### ROWS
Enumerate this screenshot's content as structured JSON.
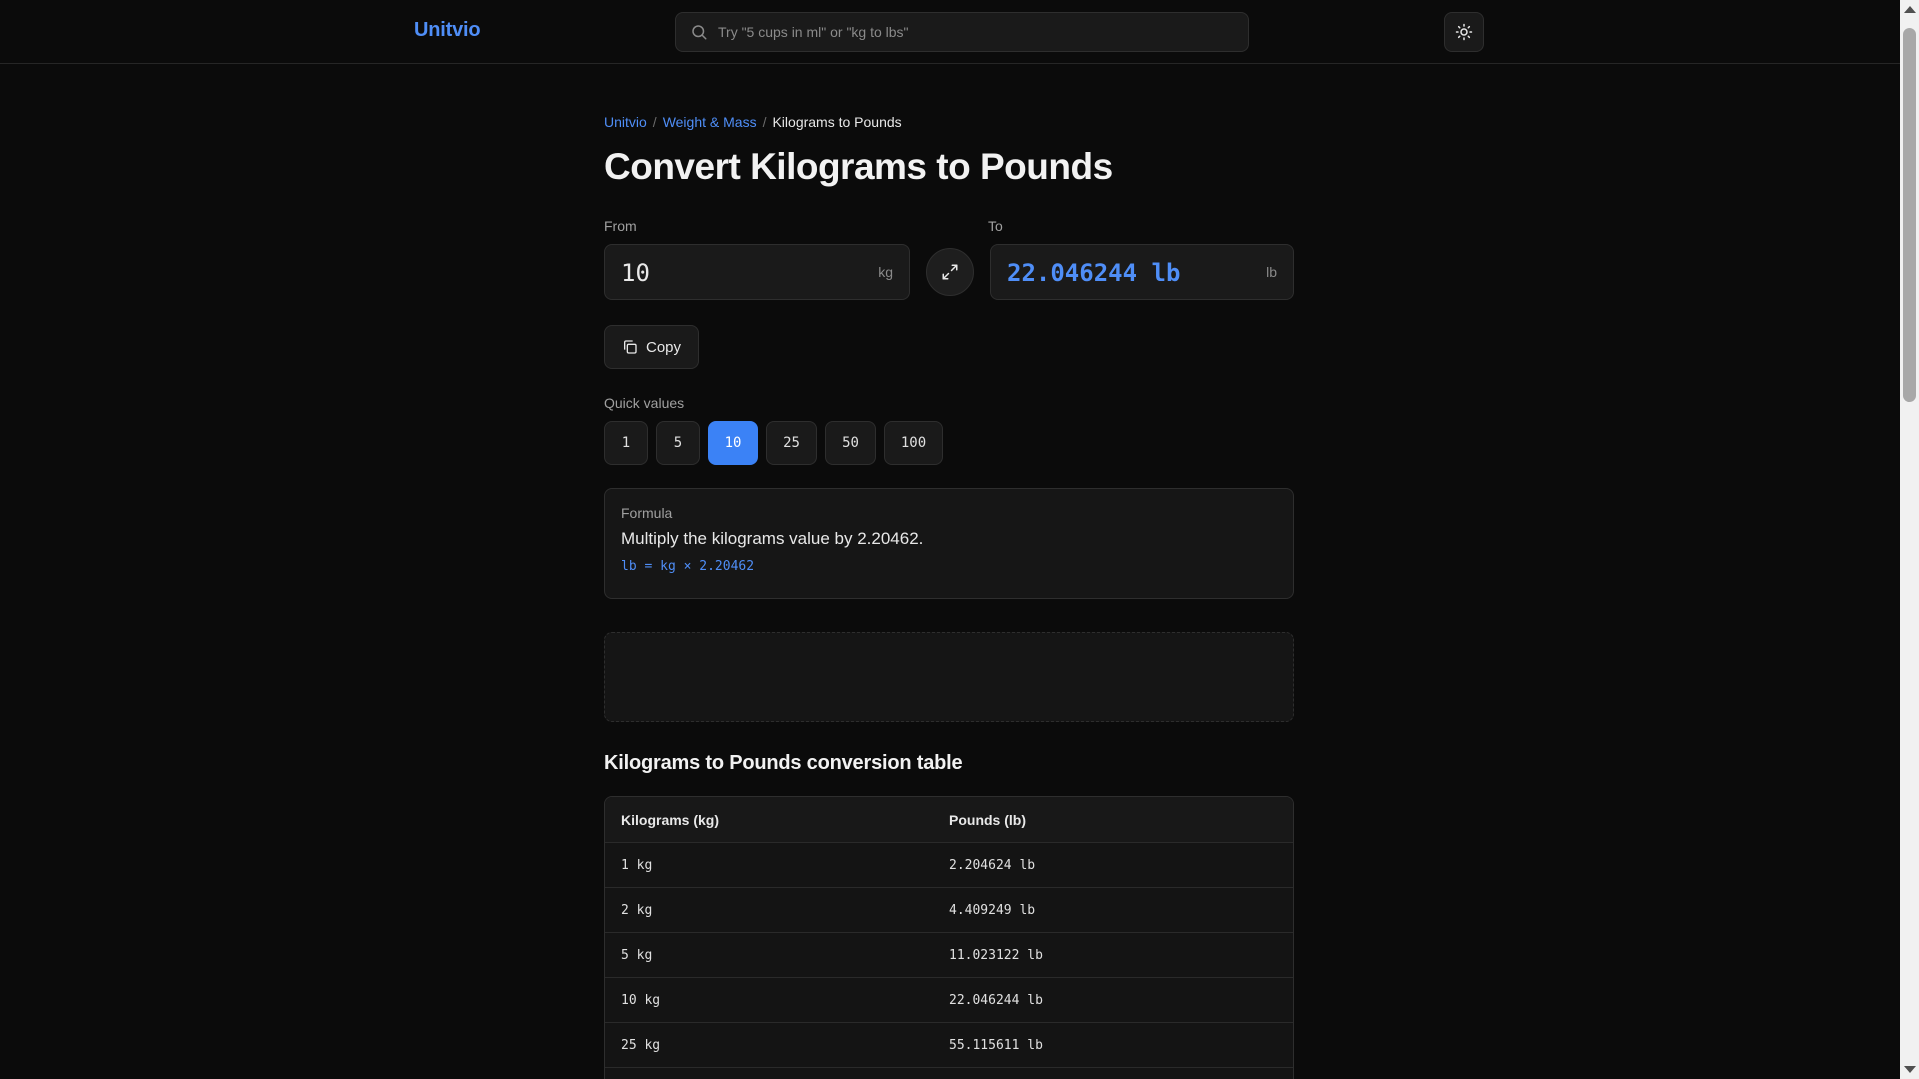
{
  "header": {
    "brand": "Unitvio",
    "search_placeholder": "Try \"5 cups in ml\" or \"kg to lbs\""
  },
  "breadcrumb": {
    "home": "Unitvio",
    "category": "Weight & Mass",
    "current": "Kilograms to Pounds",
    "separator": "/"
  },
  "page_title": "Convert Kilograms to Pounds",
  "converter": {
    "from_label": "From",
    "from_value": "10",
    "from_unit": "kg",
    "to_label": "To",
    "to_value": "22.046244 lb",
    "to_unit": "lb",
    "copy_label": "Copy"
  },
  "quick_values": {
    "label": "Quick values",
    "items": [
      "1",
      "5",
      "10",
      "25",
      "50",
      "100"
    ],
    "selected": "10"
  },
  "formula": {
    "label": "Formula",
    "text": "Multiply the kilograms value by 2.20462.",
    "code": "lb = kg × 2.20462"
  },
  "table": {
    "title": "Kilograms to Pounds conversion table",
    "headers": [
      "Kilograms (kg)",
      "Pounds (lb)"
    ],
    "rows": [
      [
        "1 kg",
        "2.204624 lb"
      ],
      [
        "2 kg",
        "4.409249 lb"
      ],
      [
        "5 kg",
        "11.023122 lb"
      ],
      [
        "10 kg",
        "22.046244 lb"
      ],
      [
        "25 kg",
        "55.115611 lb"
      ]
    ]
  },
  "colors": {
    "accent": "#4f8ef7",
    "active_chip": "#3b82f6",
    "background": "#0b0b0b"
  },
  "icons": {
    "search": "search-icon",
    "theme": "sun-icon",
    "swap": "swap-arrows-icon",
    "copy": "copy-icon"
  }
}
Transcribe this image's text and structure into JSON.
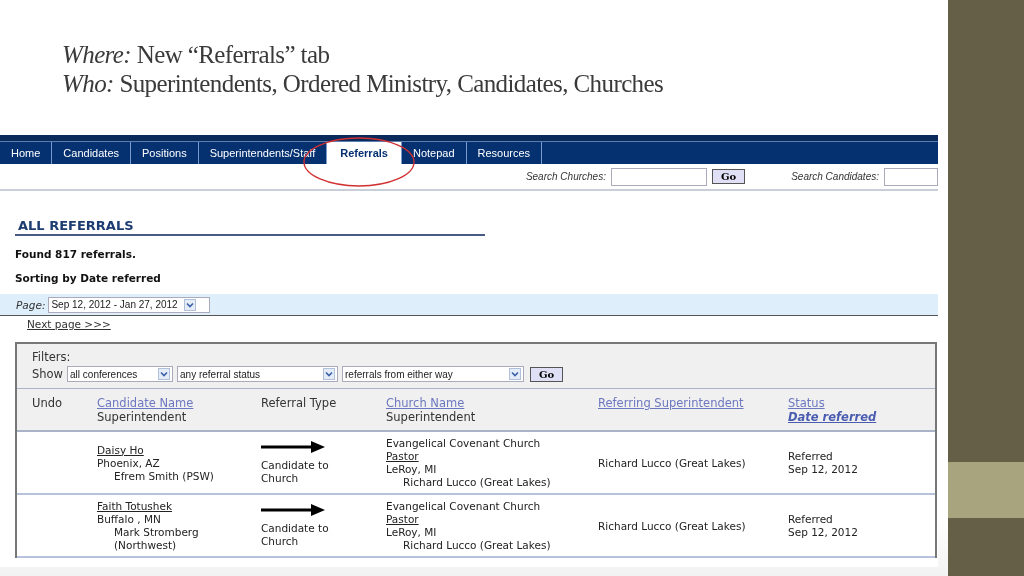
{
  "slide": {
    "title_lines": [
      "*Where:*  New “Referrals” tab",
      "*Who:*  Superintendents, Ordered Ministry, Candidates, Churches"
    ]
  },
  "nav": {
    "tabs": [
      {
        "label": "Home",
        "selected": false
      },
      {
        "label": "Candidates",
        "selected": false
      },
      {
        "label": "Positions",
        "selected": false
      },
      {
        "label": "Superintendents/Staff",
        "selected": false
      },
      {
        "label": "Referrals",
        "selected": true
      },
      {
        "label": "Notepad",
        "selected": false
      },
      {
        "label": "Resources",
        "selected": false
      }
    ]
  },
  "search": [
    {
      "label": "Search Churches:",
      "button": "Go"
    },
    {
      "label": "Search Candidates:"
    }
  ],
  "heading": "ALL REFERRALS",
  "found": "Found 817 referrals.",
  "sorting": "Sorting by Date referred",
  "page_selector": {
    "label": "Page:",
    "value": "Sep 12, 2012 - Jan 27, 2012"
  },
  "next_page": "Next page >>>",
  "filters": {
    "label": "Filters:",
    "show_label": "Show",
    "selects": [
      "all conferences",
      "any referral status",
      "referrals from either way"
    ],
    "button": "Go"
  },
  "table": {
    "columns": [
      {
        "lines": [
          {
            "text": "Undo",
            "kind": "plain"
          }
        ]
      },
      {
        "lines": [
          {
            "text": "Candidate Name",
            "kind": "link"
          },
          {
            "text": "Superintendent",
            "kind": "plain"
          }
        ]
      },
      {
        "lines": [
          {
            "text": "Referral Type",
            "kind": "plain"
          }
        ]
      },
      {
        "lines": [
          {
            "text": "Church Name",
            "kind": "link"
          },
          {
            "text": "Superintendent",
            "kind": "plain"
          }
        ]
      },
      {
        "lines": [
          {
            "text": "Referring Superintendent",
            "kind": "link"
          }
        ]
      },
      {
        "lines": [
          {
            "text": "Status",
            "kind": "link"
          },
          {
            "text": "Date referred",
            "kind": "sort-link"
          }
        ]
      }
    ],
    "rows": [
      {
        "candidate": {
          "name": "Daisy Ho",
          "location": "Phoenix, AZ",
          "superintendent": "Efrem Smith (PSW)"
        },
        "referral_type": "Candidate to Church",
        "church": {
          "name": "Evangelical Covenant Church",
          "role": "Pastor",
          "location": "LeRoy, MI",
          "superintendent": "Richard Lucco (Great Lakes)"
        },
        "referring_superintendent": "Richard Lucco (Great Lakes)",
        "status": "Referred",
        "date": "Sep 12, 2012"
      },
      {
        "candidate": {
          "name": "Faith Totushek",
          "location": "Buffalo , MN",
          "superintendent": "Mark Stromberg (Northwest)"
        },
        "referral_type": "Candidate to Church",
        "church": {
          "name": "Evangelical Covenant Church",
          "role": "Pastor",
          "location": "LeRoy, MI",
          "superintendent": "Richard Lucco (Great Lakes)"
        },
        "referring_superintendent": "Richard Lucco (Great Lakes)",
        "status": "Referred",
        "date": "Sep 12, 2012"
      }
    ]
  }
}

### GOAL
Show all lines in the entries above where the string "JSON" appears.

### FULL ANSWER
Enumerate this screenshot's content as structured JSON.
Transcribe this image's text and structure into JSON.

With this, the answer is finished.